==== SUPPLIED MATERIAL

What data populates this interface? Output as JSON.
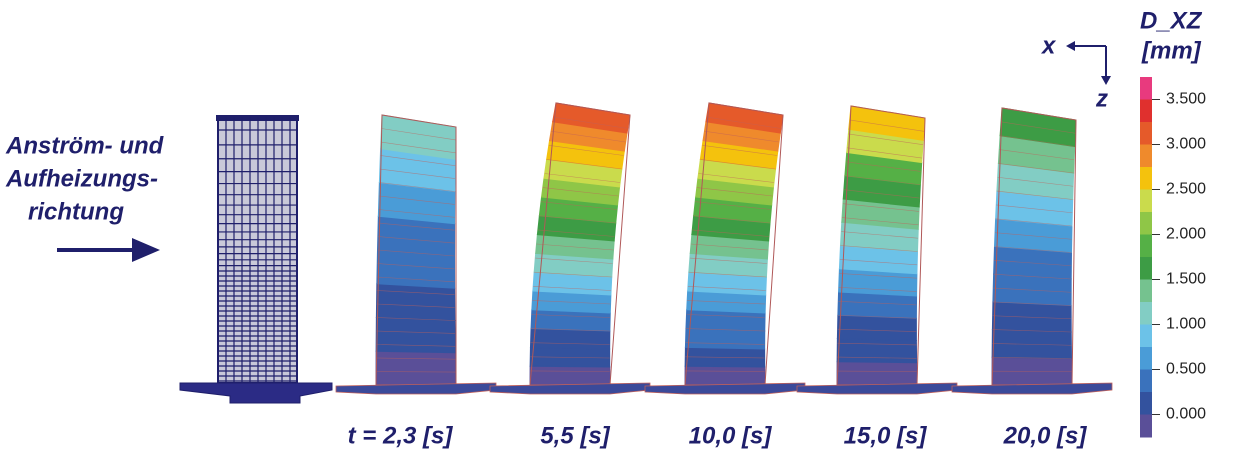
{
  "flow_label": {
    "lines": [
      "Anström- und",
      "Aufheizungs-",
      "richtung"
    ]
  },
  "axes": {
    "x": "x",
    "z": "z"
  },
  "legend": {
    "title": "D_XZ",
    "unit": "[mm]",
    "ticks": [
      "3.500",
      "3.000",
      "2.500",
      "2.000",
      "1.500",
      "1.000",
      "0.500",
      "0.000"
    ]
  },
  "time_labels": [
    "t =  2,3 [s]",
    "5,5 [s]",
    "10,0 [s]",
    "15,0 [s]",
    "20,0 [s]"
  ]
}
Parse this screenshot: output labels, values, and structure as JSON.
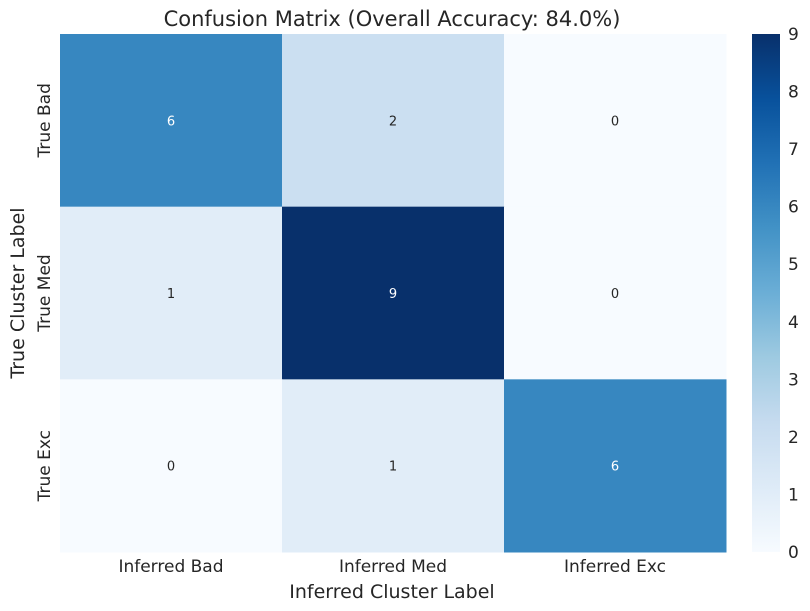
{
  "chart_data": {
    "type": "heatmap",
    "title": "Confusion Matrix (Overall Accuracy: 84.0%)",
    "xlabel": "Inferred Cluster Label",
    "ylabel": "True Cluster Label",
    "x_categories": [
      "Inferred Bad",
      "Inferred Med",
      "Inferred Exc"
    ],
    "y_categories": [
      "True Bad",
      "True Med",
      "True Exc"
    ],
    "values": [
      [
        6,
        2,
        0
      ],
      [
        1,
        9,
        0
      ],
      [
        0,
        1,
        6
      ]
    ],
    "colorbar": {
      "min": 0,
      "max": 9,
      "ticks": [
        0,
        1,
        2,
        3,
        4,
        5,
        6,
        7,
        8,
        9
      ]
    },
    "colormap": "Blues",
    "colors": {
      "low": "#f7fbff",
      "high": "#08306b"
    }
  }
}
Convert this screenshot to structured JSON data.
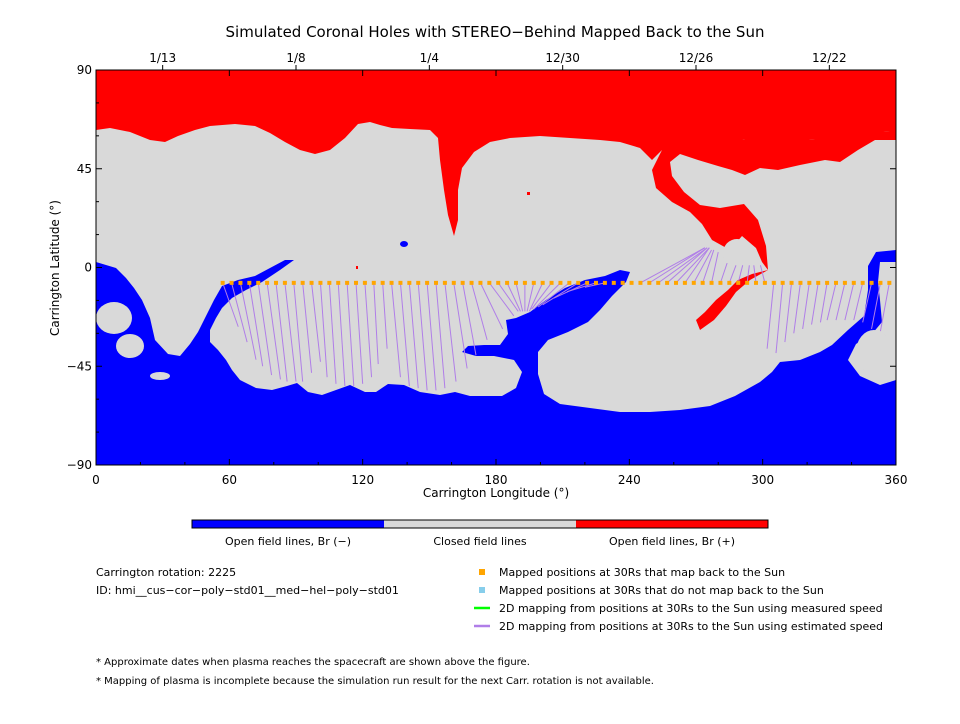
{
  "chart_data": {
    "type": "heatmap",
    "title": "Simulated Coronal Holes with STEREO−Behind Mapped Back to the Sun",
    "xlabel": "Carrington Longitude (°)",
    "ylabel": "Carrington Latitude (°)",
    "xlim": [
      0,
      360
    ],
    "ylim": [
      -90,
      90
    ],
    "x_ticks": [
      "0",
      "60",
      "120",
      "180",
      "240",
      "300",
      "360"
    ],
    "x_tick_values": [
      0,
      60,
      120,
      180,
      240,
      300,
      360
    ],
    "y_ticks": [
      "−90",
      "−45",
      "0",
      "45",
      "90"
    ],
    "y_tick_values": [
      -90,
      -45,
      0,
      45,
      90
    ],
    "top_dates": [
      {
        "label": "1/13",
        "lon": 30
      },
      {
        "label": "1/8",
        "lon": 90
      },
      {
        "label": "1/4",
        "lon": 150
      },
      {
        "label": "12/30",
        "lon": 210
      },
      {
        "label": "12/26",
        "lon": 270
      },
      {
        "label": "12/22",
        "lon": 330
      }
    ],
    "colors": {
      "open_negative": "#0000ff",
      "closed": "#d9d9d9",
      "open_positive": "#ff0000",
      "mapped_positions": "#ffa500",
      "unmapped_positions": "#87ceeb",
      "measured_speed": "#00ff00",
      "estimated_speed": "#b07ee8"
    },
    "colorbar": [
      {
        "label": "Open field lines, Br (−)",
        "color": "#0000ff"
      },
      {
        "label": "Closed field lines",
        "color": "#d9d9d9"
      },
      {
        "label": "Open field lines, Br (+)",
        "color": "#ff0000"
      }
    ],
    "mapped_points": {
      "lat": -7,
      "lon_start": 57,
      "lon_end": 360,
      "lon_step": 4
    },
    "mapping_lines": [
      {
        "lon30": 57,
        "lon_sun": 64,
        "lat_sun": -27
      },
      {
        "lon30": 61,
        "lon_sun": 68,
        "lat_sun": -34
      },
      {
        "lon30": 65,
        "lon_sun": 72,
        "lat_sun": -42
      },
      {
        "lon30": 69,
        "lon_sun": 75,
        "lat_sun": -45
      },
      {
        "lon30": 73,
        "lon_sun": 79,
        "lat_sun": -49
      },
      {
        "lon30": 77,
        "lon_sun": 83,
        "lat_sun": -51
      },
      {
        "lon30": 81,
        "lon_sun": 86,
        "lat_sun": -52
      },
      {
        "lon30": 85,
        "lon_sun": 90,
        "lat_sun": -52
      },
      {
        "lon30": 89,
        "lon_sun": 93,
        "lat_sun": -52
      },
      {
        "lon30": 93,
        "lon_sun": 97,
        "lat_sun": -48
      },
      {
        "lon30": 97,
        "lon_sun": 101,
        "lat_sun": -43
      },
      {
        "lon30": 101,
        "lon_sun": 104,
        "lat_sun": -50
      },
      {
        "lon30": 105,
        "lon_sun": 108,
        "lat_sun": -53
      },
      {
        "lon30": 109,
        "lon_sun": 112,
        "lat_sun": -54
      },
      {
        "lon30": 113,
        "lon_sun": 116,
        "lat_sun": -54
      },
      {
        "lon30": 117,
        "lon_sun": 120,
        "lat_sun": -53
      },
      {
        "lon30": 121,
        "lon_sun": 124,
        "lat_sun": -50
      },
      {
        "lon30": 125,
        "lon_sun": 127,
        "lat_sun": -44
      },
      {
        "lon30": 129,
        "lon_sun": 131,
        "lat_sun": -37
      },
      {
        "lon30": 133,
        "lon_sun": 137,
        "lat_sun": -50
      },
      {
        "lon30": 137,
        "lon_sun": 141,
        "lat_sun": -54
      },
      {
        "lon30": 141,
        "lon_sun": 145,
        "lat_sun": -55
      },
      {
        "lon30": 145,
        "lon_sun": 149,
        "lat_sun": -56
      },
      {
        "lon30": 149,
        "lon_sun": 153,
        "lat_sun": -56
      },
      {
        "lon30": 153,
        "lon_sun": 157,
        "lat_sun": -55
      },
      {
        "lon30": 157,
        "lon_sun": 162,
        "lat_sun": -52
      },
      {
        "lon30": 161,
        "lon_sun": 167,
        "lat_sun": -46
      },
      {
        "lon30": 165,
        "lon_sun": 171,
        "lat_sun": -40
      },
      {
        "lon30": 169,
        "lon_sun": 176,
        "lat_sun": -33
      },
      {
        "lon30": 173,
        "lon_sun": 183,
        "lat_sun": -28
      },
      {
        "lon30": 177,
        "lon_sun": 188,
        "lat_sun": -22
      },
      {
        "lon30": 181,
        "lon_sun": 190,
        "lat_sun": -20
      },
      {
        "lon30": 185,
        "lon_sun": 191,
        "lat_sun": -20
      },
      {
        "lon30": 189,
        "lon_sun": 192,
        "lat_sun": -20
      },
      {
        "lon30": 193,
        "lon_sun": 193,
        "lat_sun": -20
      },
      {
        "lon30": 197,
        "lon_sun": 194,
        "lat_sun": -20
      },
      {
        "lon30": 201,
        "lon_sun": 195,
        "lat_sun": -20
      },
      {
        "lon30": 205,
        "lon_sun": 196,
        "lat_sun": -19
      },
      {
        "lon30": 209,
        "lon_sun": 197,
        "lat_sun": -19
      },
      {
        "lon30": 213,
        "lon_sun": 199,
        "lat_sun": -18
      },
      {
        "lon30": 217,
        "lon_sun": 201,
        "lat_sun": -17
      },
      {
        "lon30": 221,
        "lon_sun": 206,
        "lat_sun": -14
      },
      {
        "lon30": 225,
        "lon_sun": 212,
        "lat_sun": -11
      },
      {
        "lon30": 229,
        "lon_sun": 220,
        "lat_sun": -9
      },
      {
        "lon30": 245,
        "lon_sun": 274,
        "lat_sun": 9
      },
      {
        "lon30": 249,
        "lon_sun": 274,
        "lat_sun": 9
      },
      {
        "lon30": 253,
        "lon_sun": 275,
        "lat_sun": 9
      },
      {
        "lon30": 257,
        "lon_sun": 275,
        "lat_sun": 9
      },
      {
        "lon30": 261,
        "lon_sun": 276,
        "lat_sun": 9
      },
      {
        "lon30": 265,
        "lon_sun": 276,
        "lat_sun": 9
      },
      {
        "lon30": 269,
        "lon_sun": 277,
        "lat_sun": 8
      },
      {
        "lon30": 273,
        "lon_sun": 278,
        "lat_sun": 8
      },
      {
        "lon30": 277,
        "lon_sun": 280,
        "lat_sun": 7
      },
      {
        "lon30": 281,
        "lon_sun": 284,
        "lat_sun": 2
      },
      {
        "lon30": 285,
        "lon_sun": 288,
        "lat_sun": 1
      },
      {
        "lon30": 289,
        "lon_sun": 291,
        "lat_sun": 1
      },
      {
        "lon30": 293,
        "lon_sun": 294,
        "lat_sun": 1
      },
      {
        "lon30": 297,
        "lon_sun": 296,
        "lat_sun": 1
      },
      {
        "lon30": 301,
        "lon_sun": 299,
        "lat_sun": 1
      },
      {
        "lon30": 305,
        "lon_sun": 302,
        "lat_sun": -37
      },
      {
        "lon30": 309,
        "lon_sun": 306,
        "lat_sun": -39
      },
      {
        "lon30": 313,
        "lon_sun": 310,
        "lat_sun": -34
      },
      {
        "lon30": 317,
        "lon_sun": 314,
        "lat_sun": -30
      },
      {
        "lon30": 321,
        "lon_sun": 318,
        "lat_sun": -28
      },
      {
        "lon30": 325,
        "lon_sun": 322,
        "lat_sun": -26
      },
      {
        "lon30": 329,
        "lon_sun": 326,
        "lat_sun": -25
      },
      {
        "lon30": 333,
        "lon_sun": 329,
        "lat_sun": -24
      },
      {
        "lon30": 337,
        "lon_sun": 333,
        "lat_sun": -24
      },
      {
        "lon30": 341,
        "lon_sun": 337,
        "lat_sun": -24
      },
      {
        "lon30": 345,
        "lon_sun": 341,
        "lat_sun": -24
      },
      {
        "lon30": 349,
        "lon_sun": 345,
        "lat_sun": -25
      },
      {
        "lon30": 353,
        "lon_sun": 349,
        "lat_sun": -28
      },
      {
        "lon30": 357,
        "lon_sun": 353,
        "lat_sun": -29
      }
    ]
  },
  "info": {
    "rotation": "Carrington rotation: 2225",
    "id": "ID: hmi__cus−cor−poly−std01__med−hel−poly−std01"
  },
  "legend": [
    {
      "label": "Mapped positions at 30Rs that map back to the Sun",
      "color": "#ffa500",
      "marker": "square"
    },
    {
      "label": "Mapped positions at 30Rs that do not map back to the Sun",
      "color": "#87ceeb",
      "marker": "square"
    },
    {
      "label": "2D mapping from positions at 30Rs to the Sun using measured speed",
      "color": "#00ff00",
      "marker": "line"
    },
    {
      "label": "2D mapping from positions at 30Rs to the Sun using estimated speed",
      "color": "#b07ee8",
      "marker": "line"
    }
  ],
  "notes": [
    "* Approximate dates when plasma reaches the spacecraft are shown above the figure.",
    "* Mapping of plasma is incomplete because the simulation run result for the next Carr. rotation is not available."
  ]
}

========

* **EXERCISE TASK**
All lines that include "Carrington" are to be gathered and copied.

* **CORRECT ANSWER**
    "xlabel": "Carrington Longitude (°)",
    "ylabel": "Carrington Latitude (°)",
    "rotation": "Carrington rotation: 2225",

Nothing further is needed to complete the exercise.